- Task description -
Copy every entry exactly as given, minus the images.
======== Materials provided
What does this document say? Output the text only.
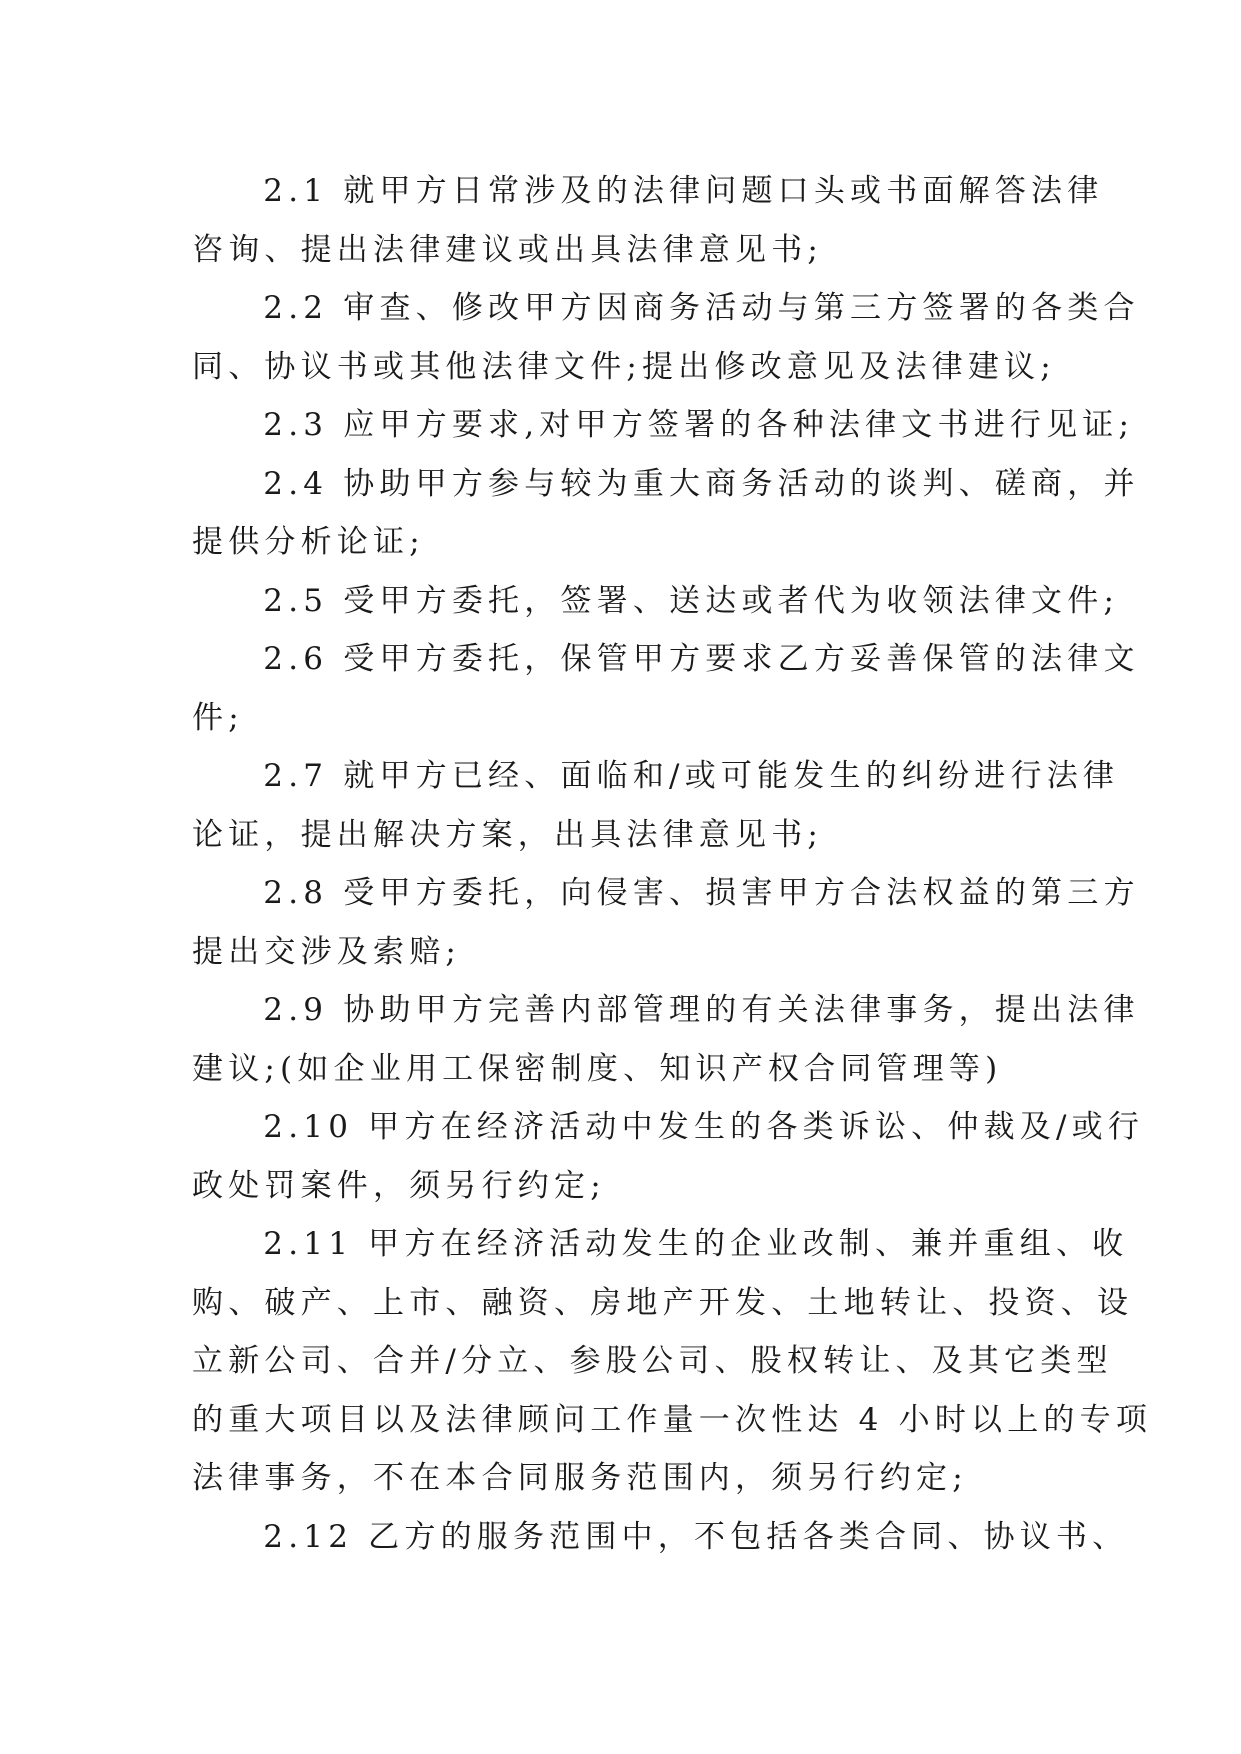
2.1 就甲方日常涉及的法律问题口头或书面解答法律
咨询、提出法律建议或出具法律意见书;
2.2 审查、修改甲方因商务活动与第三方签署的各类合
同、协议书或其他法律文件;提出修改意见及法律建议;
2.3 应甲方要求,对甲方签署的各种法律文书进行见证;
2.4 协助甲方参与较为重大商务活动的谈判、磋商，并
提供分析论证;
2.5 受甲方委托，签署、送达或者代为收领法律文件;
2.6 受甲方委托，保管甲方要求乙方妥善保管的法律文
件;
2.7 就甲方已经、面临和/或可能发生的纠纷进行法律
论证，提出解决方案，出具法律意见书;
2.8 受甲方委托，向侵害、损害甲方合法权益的第三方
提出交涉及索赔;
2.9 协助甲方完善内部管理的有关法律事务，提出法律
建议;(如企业用工保密制度、知识产权合同管理等)
2.10 甲方在经济活动中发生的各类诉讼、仲裁及/或行
政处罚案件，须另行约定;
2.11 甲方在经济活动发生的企业改制、兼并重组、收
购、破产、上市、融资、房地产开发、土地转让、投资、设
立新公司、合并/分立、参股公司、股权转让、及其它类型
的重大项目以及法律顾问工作量一次性达 4 小时以上的专项
法律事务，不在本合同服务范围内，须另行约定;
2.12 乙方的服务范围中，不包括各类合同、协议书、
================
- Written answer -
What does this document say? Output the text only.
2.1 就甲方日常涉及的法律问题口头或书面解答法律
咨询、提出法律建议或出具法律意见书;
2.2 审查、修改甲方因商务活动与第三方签署的各类合
同、协议书或其他法律文件;提出修改意见及法律建议;
2.3 应甲方要求,对甲方签署的各种法律文书进行见证;
2.4 协助甲方参与较为重大商务活动的谈判、磋商，并
提供分析论证;
2.5 受甲方委托，签署、送达或者代为收领法律文件;
2.6 受甲方委托，保管甲方要求乙方妥善保管的法律文
件;
2.7 就甲方已经、面临和/或可能发生的纠纷进行法律
论证，提出解决方案，出具法律意见书;
2.8 受甲方委托，向侵害、损害甲方合法权益的第三方
提出交涉及索赔;
2.9 协助甲方完善内部管理的有关法律事务，提出法律
建议;(如企业用工保密制度、知识产权合同管理等)
2.10 甲方在经济活动中发生的各类诉讼、仲裁及/或行
政处罚案件，须另行约定;
2.11 甲方在经济活动发生的企业改制、兼并重组、收
购、破产、上市、融资、房地产开发、土地转让、投资、设
立新公司、合并/分立、参股公司、股权转让、及其它类型
的重大项目以及法律顾问工作量一次性达 4 小时以上的专项
法律事务，不在本合同服务范围内，须另行约定;
2.12 乙方的服务范围中，不包括各类合同、协议书、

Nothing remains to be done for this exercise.